WHAT THE TASK REQUIRES
Each record below is to be reproduced without any change.

══ DATA ENTRIES ══

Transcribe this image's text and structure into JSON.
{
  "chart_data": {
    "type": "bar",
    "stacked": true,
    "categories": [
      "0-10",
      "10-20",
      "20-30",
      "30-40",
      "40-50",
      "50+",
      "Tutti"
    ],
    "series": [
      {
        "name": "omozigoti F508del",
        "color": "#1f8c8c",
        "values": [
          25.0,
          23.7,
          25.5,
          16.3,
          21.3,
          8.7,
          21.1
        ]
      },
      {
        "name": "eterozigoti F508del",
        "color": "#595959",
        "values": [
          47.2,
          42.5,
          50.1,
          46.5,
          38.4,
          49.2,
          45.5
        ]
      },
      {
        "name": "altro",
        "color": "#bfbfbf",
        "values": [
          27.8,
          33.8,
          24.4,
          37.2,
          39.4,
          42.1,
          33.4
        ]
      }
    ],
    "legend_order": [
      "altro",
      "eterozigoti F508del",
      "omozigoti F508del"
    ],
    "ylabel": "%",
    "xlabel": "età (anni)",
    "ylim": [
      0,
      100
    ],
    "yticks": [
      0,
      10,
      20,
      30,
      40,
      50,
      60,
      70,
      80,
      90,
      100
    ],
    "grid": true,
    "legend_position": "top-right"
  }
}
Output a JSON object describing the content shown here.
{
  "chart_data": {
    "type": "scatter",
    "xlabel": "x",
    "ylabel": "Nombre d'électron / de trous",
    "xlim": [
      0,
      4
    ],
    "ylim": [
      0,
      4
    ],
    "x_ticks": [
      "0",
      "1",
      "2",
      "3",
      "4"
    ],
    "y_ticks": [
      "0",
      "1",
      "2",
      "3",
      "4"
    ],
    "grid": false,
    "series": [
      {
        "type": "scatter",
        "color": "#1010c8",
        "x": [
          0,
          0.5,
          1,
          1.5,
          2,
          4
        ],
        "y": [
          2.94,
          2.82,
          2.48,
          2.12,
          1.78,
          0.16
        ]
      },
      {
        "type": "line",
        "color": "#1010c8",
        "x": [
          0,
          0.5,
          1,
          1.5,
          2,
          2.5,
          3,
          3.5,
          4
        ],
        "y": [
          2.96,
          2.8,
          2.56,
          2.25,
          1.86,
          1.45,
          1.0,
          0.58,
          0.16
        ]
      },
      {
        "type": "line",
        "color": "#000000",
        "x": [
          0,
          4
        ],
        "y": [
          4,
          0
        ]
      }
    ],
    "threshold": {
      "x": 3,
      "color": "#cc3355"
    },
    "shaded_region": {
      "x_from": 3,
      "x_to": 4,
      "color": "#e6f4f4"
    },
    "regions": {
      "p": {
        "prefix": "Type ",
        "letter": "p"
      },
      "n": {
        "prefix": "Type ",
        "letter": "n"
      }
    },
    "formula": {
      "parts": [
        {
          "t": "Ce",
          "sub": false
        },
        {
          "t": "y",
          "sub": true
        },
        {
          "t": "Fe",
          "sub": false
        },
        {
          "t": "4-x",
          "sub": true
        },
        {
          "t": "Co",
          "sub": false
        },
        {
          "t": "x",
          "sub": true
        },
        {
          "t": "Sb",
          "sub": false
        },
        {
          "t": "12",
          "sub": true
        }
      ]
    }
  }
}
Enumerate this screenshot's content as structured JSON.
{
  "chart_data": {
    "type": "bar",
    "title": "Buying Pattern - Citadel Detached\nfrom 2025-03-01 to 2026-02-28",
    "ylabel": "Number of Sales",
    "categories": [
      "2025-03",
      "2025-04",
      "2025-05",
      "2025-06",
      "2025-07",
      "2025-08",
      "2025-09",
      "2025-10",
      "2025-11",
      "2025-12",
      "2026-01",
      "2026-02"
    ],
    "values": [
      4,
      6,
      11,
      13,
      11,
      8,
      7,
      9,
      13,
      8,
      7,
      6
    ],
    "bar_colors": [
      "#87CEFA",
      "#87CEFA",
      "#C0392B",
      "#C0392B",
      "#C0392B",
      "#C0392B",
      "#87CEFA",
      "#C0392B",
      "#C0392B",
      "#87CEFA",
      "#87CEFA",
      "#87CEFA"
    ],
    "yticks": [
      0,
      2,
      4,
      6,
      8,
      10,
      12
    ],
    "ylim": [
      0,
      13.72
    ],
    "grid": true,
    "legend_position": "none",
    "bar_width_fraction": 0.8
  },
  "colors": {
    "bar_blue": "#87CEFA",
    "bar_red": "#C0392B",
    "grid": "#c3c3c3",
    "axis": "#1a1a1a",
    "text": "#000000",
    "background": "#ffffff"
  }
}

═══

RESPONSE FOR THIS EXERCISE
Transcribe this image's text and structure into JSON.
{
  "chart_data": {
    "type": "bar",
    "stacked": true,
    "categories": [
      "0-10",
      "10-20",
      "20-30",
      "30-40",
      "40-50",
      "50+",
      "Tutti"
    ],
    "series": [
      {
        "name": "omozigoti F508del",
        "color": "#1f8c8c",
        "values": [
          25.0,
          23.7,
          25.5,
          16.3,
          21.3,
          8.7,
          21.1
        ]
      },
      {
        "name": "eterozigoti F508del",
        "color": "#595959",
        "values": [
          47.2,
          42.5,
          50.1,
          46.5,
          38.4,
          49.2,
          45.5
        ]
      },
      {
        "name": "altro",
        "color": "#bfbfbf",
        "values": [
          27.8,
          33.8,
          24.4,
          37.2,
          39.4,
          42.1,
          33.4
        ]
      }
    ],
    "legend_order": [
      "altro",
      "eterozigoti F508del",
      "omozigoti F508del"
    ],
    "ylabel": "%",
    "xlabel": "età (anni)",
    "ylim": [
      0,
      100
    ],
    "yticks": [
      0,
      10,
      20,
      30,
      40,
      50,
      60,
      70,
      80,
      90,
      100
    ],
    "grid": true,
    "legend_position": "top-right"
  }
}
Output a JSON object describing the content shown here.
{
  "chart_data": {
    "type": "scatter",
    "xlabel": "x",
    "ylabel": "Nombre d'électron / de trous",
    "xlim": [
      0,
      4
    ],
    "ylim": [
      0,
      4
    ],
    "x_ticks": [
      "0",
      "1",
      "2",
      "3",
      "4"
    ],
    "y_ticks": [
      "0",
      "1",
      "2",
      "3",
      "4"
    ],
    "grid": false,
    "series": [
      {
        "type": "scatter",
        "color": "#1010c8",
        "x": [
          0,
          0.5,
          1,
          1.5,
          2,
          4
        ],
        "y": [
          2.94,
          2.82,
          2.48,
          2.12,
          1.78,
          0.16
        ]
      },
      {
        "type": "line",
        "color": "#1010c8",
        "x": [
          0,
          0.5,
          1,
          1.5,
          2,
          2.5,
          3,
          3.5,
          4
        ],
        "y": [
          2.96,
          2.8,
          2.56,
          2.25,
          1.86,
          1.45,
          1.0,
          0.58,
          0.16
        ]
      },
      {
        "type": "line",
        "color": "#000000",
        "x": [
          0,
          4
        ],
        "y": [
          4,
          0
        ]
      }
    ],
    "threshold": {
      "x": 3,
      "color": "#cc3355"
    },
    "shaded_region": {
      "x_from": 3,
      "x_to": 4,
      "color": "#e6f4f4"
    },
    "regions": {
      "p": {
        "prefix": "Type ",
        "letter": "p"
      },
      "n": {
        "prefix": "Type ",
        "letter": "n"
      }
    },
    "formula": {
      "parts": [
        {
          "t": "Ce",
          "sub": false
        },
        {
          "t": "y",
          "sub": true
        },
        {
          "t": "Fe",
          "sub": false
        },
        {
          "t": "4-x",
          "sub": true
        },
        {
          "t": "Co",
          "sub": false
        },
        {
          "t": "x",
          "sub": true
        },
        {
          "t": "Sb",
          "sub": false
        },
        {
          "t": "12",
          "sub": true
        }
      ]
    }
  }
}
Enumerate this screenshot's content as structured JSON.
{
  "chart_data": {
    "type": "bar",
    "title": "Buying Pattern - Citadel Detached\nfrom 2025-03-01 to 2026-02-28",
    "ylabel": "Number of Sales",
    "categories": [
      "2025-03",
      "2025-04",
      "2025-05",
      "2025-06",
      "2025-07",
      "2025-08",
      "2025-09",
      "2025-10",
      "2025-11",
      "2025-12",
      "2026-01",
      "2026-02"
    ],
    "values": [
      4,
      6,
      11,
      13,
      11,
      8,
      7,
      9,
      13,
      8,
      7,
      6
    ],
    "bar_colors": [
      "#87CEFA",
      "#87CEFA",
      "#C0392B",
      "#C0392B",
      "#C0392B",
      "#C0392B",
      "#87CEFA",
      "#C0392B",
      "#C0392B",
      "#87CEFA",
      "#87CEFA",
      "#87CEFA"
    ],
    "yticks": [
      0,
      2,
      4,
      6,
      8,
      10,
      12
    ],
    "ylim": [
      0,
      13.72
    ],
    "grid": true,
    "legend_position": "none",
    "bar_width_fraction": 0.8
  },
  "colors": {
    "bar_blue": "#87CEFA",
    "bar_red": "#C0392B",
    "grid": "#c3c3c3",
    "axis": "#1a1a1a",
    "text": "#000000",
    "background": "#ffffff"
  }
}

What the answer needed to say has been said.